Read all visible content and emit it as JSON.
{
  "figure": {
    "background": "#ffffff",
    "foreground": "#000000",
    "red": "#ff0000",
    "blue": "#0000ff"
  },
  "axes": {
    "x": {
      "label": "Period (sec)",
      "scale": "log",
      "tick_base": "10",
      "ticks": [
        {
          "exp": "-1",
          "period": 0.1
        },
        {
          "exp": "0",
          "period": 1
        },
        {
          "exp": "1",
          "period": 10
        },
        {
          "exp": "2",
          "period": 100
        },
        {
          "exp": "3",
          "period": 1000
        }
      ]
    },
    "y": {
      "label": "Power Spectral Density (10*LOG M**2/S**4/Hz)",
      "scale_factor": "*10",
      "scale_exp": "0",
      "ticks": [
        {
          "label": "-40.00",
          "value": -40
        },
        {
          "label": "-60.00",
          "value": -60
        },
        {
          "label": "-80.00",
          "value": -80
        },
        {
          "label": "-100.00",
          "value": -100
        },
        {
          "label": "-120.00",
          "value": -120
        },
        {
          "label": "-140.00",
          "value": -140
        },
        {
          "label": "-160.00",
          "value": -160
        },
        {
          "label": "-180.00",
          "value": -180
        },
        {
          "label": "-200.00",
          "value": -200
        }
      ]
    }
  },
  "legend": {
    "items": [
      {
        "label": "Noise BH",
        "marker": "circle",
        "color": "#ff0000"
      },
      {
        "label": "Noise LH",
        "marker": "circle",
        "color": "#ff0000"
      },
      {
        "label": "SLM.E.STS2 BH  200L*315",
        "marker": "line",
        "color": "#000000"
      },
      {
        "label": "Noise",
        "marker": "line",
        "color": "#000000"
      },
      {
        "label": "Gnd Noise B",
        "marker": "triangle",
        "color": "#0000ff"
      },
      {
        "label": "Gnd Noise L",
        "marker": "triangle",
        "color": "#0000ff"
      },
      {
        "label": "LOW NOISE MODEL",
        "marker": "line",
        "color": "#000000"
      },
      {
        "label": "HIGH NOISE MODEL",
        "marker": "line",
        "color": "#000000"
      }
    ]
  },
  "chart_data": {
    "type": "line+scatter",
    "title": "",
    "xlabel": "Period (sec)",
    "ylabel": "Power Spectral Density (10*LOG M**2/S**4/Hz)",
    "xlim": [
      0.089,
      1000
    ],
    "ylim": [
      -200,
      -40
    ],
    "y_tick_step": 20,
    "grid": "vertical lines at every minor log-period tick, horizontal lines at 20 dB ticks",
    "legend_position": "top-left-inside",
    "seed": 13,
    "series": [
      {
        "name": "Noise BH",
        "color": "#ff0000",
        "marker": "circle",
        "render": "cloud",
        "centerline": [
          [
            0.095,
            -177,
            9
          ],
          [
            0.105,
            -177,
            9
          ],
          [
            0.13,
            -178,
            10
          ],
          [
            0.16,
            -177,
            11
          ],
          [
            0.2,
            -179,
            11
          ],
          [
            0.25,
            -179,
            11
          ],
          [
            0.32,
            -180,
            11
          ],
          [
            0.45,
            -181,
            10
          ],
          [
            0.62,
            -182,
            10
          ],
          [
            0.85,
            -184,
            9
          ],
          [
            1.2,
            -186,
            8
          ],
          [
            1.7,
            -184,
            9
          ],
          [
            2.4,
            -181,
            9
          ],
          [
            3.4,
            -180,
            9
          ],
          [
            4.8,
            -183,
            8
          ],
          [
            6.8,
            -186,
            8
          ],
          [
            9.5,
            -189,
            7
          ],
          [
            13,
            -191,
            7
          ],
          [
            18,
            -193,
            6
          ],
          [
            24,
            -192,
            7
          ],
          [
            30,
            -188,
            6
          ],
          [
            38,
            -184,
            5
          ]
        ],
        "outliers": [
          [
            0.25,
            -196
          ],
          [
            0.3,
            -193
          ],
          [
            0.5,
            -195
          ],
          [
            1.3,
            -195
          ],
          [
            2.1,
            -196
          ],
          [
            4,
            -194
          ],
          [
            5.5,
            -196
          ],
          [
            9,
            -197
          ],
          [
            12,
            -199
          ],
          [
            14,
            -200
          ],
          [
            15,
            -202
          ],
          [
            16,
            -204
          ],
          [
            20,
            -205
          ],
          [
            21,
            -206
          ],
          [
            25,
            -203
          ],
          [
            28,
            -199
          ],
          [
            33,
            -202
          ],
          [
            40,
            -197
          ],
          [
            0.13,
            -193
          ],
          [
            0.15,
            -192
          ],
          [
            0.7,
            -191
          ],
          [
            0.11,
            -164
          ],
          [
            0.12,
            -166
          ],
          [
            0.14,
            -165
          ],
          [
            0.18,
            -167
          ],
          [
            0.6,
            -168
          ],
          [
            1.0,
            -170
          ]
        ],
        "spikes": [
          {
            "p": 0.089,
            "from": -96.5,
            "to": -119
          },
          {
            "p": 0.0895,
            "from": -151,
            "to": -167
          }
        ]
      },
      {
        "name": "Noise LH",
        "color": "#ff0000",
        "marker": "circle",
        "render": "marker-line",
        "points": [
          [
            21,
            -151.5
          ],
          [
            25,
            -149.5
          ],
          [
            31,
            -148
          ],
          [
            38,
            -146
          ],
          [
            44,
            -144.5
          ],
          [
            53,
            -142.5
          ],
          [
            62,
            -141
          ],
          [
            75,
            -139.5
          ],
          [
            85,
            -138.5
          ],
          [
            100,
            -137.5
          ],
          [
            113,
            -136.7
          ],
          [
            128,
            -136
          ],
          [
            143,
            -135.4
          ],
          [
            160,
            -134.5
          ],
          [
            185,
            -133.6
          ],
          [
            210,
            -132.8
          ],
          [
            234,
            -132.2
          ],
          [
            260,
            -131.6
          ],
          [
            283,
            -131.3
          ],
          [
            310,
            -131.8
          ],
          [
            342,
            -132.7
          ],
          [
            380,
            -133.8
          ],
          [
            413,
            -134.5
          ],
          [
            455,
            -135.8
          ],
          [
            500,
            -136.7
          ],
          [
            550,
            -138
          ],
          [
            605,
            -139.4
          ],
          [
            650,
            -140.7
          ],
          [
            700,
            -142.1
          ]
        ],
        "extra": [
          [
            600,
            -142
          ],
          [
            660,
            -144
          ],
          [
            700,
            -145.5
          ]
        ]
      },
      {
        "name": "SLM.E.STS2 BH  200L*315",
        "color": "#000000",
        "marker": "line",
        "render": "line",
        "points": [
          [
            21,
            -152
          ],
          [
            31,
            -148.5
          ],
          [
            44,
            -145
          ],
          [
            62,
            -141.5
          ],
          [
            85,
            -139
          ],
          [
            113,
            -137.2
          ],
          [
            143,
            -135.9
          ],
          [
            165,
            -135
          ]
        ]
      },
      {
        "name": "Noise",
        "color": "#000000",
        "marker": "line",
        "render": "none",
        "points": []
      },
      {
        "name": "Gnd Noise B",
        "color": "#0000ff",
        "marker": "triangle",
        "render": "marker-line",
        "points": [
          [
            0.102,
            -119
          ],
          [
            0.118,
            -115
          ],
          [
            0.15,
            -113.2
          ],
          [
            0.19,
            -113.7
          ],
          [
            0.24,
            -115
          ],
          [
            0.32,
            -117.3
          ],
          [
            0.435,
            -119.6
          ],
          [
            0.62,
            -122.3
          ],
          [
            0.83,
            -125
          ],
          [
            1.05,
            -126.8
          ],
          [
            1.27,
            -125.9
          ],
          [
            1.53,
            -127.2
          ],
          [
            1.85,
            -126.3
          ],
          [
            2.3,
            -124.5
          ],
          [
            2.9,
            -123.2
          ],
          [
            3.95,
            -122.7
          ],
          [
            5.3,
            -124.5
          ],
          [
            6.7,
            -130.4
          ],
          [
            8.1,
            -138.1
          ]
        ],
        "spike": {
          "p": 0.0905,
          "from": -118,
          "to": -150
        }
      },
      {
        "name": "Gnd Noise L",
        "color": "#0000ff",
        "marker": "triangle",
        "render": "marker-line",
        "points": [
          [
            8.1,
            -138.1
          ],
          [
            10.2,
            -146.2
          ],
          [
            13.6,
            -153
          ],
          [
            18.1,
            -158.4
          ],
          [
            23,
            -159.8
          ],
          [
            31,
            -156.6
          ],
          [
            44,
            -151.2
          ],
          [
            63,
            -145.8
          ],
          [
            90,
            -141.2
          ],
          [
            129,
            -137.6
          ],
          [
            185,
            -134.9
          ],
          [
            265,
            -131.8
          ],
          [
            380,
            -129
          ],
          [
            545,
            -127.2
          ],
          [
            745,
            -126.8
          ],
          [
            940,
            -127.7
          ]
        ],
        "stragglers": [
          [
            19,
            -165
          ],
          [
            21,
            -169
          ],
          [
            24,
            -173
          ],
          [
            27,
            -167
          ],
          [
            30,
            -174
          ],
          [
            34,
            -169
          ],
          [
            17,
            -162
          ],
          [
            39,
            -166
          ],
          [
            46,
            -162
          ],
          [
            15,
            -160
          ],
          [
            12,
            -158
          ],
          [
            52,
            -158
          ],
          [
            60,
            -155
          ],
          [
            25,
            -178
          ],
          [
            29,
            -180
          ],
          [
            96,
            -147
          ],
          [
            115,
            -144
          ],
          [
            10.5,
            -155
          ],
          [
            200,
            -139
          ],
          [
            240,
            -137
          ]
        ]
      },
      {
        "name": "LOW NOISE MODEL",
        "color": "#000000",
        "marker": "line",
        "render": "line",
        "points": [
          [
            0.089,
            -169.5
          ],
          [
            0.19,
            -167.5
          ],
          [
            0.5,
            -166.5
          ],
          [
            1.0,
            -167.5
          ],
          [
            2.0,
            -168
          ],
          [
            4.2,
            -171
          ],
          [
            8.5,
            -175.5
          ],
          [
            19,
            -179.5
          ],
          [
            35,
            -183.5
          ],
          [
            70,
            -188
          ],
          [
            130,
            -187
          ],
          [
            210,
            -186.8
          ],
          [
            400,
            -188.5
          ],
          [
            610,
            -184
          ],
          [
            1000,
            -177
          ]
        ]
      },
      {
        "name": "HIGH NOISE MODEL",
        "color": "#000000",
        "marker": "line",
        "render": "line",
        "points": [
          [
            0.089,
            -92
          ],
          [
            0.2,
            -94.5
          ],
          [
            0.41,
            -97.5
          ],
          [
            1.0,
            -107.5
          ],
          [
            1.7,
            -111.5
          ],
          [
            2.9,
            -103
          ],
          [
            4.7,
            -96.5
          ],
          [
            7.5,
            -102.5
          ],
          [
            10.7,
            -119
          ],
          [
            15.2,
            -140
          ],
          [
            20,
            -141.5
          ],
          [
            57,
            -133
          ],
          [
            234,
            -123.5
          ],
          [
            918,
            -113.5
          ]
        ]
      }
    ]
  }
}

---*---

### PROMPT
Using the listing above, locate the lines that hold "value" and copy each one.

### THE ANSWER
          "value": -40
          "value": -60
          "value": -80
          "value": -100
          "value": -120
          "value": -140
          "value": -160
          "value": -180
          "value": -200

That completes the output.